> [Directions]: Return all lines below containing the word "MindMaster".

> [Provided data]:

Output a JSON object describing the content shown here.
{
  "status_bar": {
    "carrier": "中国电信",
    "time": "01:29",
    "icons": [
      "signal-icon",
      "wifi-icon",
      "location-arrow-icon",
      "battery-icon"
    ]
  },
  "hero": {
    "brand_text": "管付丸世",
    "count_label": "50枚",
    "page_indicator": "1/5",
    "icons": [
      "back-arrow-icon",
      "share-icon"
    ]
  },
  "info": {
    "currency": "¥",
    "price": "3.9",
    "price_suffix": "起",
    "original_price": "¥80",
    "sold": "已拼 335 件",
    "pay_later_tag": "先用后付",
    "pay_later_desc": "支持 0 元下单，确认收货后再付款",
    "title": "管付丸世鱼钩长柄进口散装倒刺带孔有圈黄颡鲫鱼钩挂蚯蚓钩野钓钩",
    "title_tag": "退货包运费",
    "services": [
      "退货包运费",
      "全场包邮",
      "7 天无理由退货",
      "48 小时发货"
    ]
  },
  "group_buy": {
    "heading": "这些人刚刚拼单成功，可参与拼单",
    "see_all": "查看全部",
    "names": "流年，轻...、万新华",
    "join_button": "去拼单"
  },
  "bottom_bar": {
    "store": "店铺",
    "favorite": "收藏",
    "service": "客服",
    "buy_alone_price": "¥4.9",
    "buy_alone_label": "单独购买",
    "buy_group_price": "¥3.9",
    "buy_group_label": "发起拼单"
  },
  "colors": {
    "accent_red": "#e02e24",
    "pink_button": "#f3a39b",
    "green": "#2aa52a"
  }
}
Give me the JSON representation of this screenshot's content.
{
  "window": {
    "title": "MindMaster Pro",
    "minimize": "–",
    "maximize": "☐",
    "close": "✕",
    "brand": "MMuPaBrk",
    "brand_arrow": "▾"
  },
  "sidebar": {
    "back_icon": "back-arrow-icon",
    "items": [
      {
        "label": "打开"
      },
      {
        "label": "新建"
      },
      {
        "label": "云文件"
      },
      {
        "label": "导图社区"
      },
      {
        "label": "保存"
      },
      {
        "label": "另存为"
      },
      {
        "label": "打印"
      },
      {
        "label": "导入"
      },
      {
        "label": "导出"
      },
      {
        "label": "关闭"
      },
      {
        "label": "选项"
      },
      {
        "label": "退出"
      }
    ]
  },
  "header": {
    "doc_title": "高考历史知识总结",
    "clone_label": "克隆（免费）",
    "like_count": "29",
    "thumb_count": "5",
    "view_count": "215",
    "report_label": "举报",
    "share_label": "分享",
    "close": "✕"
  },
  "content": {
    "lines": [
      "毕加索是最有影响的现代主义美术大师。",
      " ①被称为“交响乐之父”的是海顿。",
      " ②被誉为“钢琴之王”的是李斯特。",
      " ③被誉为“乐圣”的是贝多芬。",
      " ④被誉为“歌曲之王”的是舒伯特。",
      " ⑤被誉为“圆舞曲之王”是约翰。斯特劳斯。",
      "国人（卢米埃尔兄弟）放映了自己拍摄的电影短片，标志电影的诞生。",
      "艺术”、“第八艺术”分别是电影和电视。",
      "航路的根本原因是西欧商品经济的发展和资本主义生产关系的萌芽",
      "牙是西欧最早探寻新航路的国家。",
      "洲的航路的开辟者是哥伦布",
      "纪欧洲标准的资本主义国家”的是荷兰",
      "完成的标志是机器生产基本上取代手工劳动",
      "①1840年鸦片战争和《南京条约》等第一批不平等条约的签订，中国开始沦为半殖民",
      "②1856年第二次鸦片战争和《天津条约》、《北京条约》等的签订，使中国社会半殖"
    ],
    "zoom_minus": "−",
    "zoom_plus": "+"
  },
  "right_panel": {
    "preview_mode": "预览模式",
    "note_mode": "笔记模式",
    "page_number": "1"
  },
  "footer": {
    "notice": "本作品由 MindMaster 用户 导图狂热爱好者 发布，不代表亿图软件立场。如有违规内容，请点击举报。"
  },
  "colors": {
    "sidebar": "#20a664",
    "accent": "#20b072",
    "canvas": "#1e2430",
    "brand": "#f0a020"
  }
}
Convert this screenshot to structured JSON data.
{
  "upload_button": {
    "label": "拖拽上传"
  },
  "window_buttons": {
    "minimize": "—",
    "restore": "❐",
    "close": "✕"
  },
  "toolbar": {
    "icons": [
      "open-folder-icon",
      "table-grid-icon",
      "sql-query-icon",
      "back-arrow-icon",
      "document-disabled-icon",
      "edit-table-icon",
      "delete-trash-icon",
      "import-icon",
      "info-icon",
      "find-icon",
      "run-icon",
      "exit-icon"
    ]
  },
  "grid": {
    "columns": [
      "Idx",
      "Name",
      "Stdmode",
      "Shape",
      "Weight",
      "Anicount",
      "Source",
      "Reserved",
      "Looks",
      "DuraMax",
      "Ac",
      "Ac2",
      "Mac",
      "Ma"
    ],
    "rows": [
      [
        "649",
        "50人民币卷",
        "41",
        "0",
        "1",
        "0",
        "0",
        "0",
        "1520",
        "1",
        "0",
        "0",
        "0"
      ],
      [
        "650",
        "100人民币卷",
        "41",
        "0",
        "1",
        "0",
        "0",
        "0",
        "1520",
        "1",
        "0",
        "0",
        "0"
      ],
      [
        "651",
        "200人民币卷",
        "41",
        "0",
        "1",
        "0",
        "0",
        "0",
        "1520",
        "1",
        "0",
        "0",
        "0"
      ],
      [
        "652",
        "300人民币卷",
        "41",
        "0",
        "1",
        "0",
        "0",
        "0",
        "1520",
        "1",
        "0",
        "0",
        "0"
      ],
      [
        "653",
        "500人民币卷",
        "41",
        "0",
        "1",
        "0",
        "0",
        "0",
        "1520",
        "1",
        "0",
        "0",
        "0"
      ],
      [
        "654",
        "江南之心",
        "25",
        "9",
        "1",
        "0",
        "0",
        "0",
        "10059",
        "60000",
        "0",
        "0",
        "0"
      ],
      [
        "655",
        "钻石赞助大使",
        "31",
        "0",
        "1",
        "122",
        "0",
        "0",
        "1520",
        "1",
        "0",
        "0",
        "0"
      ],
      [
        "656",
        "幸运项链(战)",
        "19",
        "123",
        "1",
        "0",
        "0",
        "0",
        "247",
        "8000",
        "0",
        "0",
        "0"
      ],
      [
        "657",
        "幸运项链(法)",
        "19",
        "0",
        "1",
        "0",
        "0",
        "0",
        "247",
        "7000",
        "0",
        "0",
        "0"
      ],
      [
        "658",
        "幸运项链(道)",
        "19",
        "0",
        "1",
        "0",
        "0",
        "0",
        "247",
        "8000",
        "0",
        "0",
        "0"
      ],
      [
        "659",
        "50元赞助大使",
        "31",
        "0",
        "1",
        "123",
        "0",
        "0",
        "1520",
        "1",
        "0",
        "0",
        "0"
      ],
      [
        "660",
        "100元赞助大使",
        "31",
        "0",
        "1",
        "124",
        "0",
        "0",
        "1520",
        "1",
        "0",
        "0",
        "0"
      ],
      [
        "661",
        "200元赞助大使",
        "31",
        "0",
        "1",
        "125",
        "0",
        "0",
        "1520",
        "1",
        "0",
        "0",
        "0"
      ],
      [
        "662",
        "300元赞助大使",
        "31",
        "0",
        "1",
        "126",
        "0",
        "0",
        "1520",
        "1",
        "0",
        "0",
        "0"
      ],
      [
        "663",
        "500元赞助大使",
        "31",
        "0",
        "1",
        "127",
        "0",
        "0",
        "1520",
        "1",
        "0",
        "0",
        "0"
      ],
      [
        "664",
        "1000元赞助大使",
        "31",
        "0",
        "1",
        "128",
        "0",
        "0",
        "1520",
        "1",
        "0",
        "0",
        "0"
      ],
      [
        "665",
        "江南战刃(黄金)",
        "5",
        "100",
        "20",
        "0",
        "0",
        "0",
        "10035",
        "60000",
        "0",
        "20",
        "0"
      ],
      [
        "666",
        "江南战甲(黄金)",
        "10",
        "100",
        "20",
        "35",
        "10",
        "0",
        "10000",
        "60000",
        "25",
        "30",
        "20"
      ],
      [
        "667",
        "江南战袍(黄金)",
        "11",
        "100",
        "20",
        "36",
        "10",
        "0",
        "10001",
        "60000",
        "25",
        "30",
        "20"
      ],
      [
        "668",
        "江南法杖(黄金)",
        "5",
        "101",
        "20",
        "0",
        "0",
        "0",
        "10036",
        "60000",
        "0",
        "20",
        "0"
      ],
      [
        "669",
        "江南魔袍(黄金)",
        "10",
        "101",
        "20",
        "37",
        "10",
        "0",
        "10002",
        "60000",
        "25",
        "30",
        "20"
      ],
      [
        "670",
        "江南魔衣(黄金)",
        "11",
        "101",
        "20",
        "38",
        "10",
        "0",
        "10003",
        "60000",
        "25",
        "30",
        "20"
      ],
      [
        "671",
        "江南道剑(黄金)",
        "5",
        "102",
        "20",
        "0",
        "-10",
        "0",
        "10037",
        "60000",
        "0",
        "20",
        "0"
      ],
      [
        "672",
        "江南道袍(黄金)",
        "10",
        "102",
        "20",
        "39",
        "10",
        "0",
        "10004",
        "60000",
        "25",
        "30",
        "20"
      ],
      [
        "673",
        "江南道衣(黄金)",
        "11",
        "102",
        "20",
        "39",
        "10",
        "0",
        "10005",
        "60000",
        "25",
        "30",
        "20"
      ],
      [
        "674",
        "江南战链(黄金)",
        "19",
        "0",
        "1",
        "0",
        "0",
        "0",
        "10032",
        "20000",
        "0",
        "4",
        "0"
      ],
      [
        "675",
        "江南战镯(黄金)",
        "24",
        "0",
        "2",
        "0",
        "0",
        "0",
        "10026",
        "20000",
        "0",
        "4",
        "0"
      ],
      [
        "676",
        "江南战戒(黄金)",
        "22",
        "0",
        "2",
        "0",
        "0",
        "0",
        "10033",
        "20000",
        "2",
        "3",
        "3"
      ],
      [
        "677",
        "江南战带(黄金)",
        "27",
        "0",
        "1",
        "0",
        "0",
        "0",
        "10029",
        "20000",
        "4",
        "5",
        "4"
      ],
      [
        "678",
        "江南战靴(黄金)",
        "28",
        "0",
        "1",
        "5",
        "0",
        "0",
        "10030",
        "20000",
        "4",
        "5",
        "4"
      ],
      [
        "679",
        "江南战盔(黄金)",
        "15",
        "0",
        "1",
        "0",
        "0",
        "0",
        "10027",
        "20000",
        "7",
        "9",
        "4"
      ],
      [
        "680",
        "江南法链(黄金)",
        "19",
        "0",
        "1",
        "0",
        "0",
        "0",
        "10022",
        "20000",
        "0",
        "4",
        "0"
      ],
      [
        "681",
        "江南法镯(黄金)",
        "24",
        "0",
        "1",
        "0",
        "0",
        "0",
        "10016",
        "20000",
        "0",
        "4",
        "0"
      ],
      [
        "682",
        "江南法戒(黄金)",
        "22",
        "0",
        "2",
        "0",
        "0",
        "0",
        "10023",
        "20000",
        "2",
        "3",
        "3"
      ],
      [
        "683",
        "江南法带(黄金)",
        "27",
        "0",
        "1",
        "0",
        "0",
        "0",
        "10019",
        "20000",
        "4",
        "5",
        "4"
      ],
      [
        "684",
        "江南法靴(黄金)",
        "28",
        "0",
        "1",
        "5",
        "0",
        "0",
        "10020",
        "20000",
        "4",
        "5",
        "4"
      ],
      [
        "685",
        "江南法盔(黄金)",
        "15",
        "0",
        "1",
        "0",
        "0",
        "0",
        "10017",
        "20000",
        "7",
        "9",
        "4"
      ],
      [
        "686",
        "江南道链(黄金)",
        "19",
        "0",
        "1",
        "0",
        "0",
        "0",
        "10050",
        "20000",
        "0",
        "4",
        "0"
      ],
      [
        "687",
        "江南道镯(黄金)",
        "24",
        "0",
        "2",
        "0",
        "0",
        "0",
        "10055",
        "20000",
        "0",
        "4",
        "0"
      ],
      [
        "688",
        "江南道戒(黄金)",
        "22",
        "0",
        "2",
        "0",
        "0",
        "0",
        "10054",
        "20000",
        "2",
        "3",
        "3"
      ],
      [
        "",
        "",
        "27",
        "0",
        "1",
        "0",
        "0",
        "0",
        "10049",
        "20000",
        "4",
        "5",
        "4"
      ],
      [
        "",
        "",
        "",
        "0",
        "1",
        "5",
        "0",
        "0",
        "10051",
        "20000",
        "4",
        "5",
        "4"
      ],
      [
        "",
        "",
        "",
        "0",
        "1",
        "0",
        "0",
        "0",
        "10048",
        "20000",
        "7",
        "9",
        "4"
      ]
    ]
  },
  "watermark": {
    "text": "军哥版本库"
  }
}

> [Full response]:
    "title": "MindMaster Pro",
    "notice": "本作品由 MindMaster 用户 导图狂热爱好者 发布，不代表亿图软件立场。如有违规内容，请点击举报。"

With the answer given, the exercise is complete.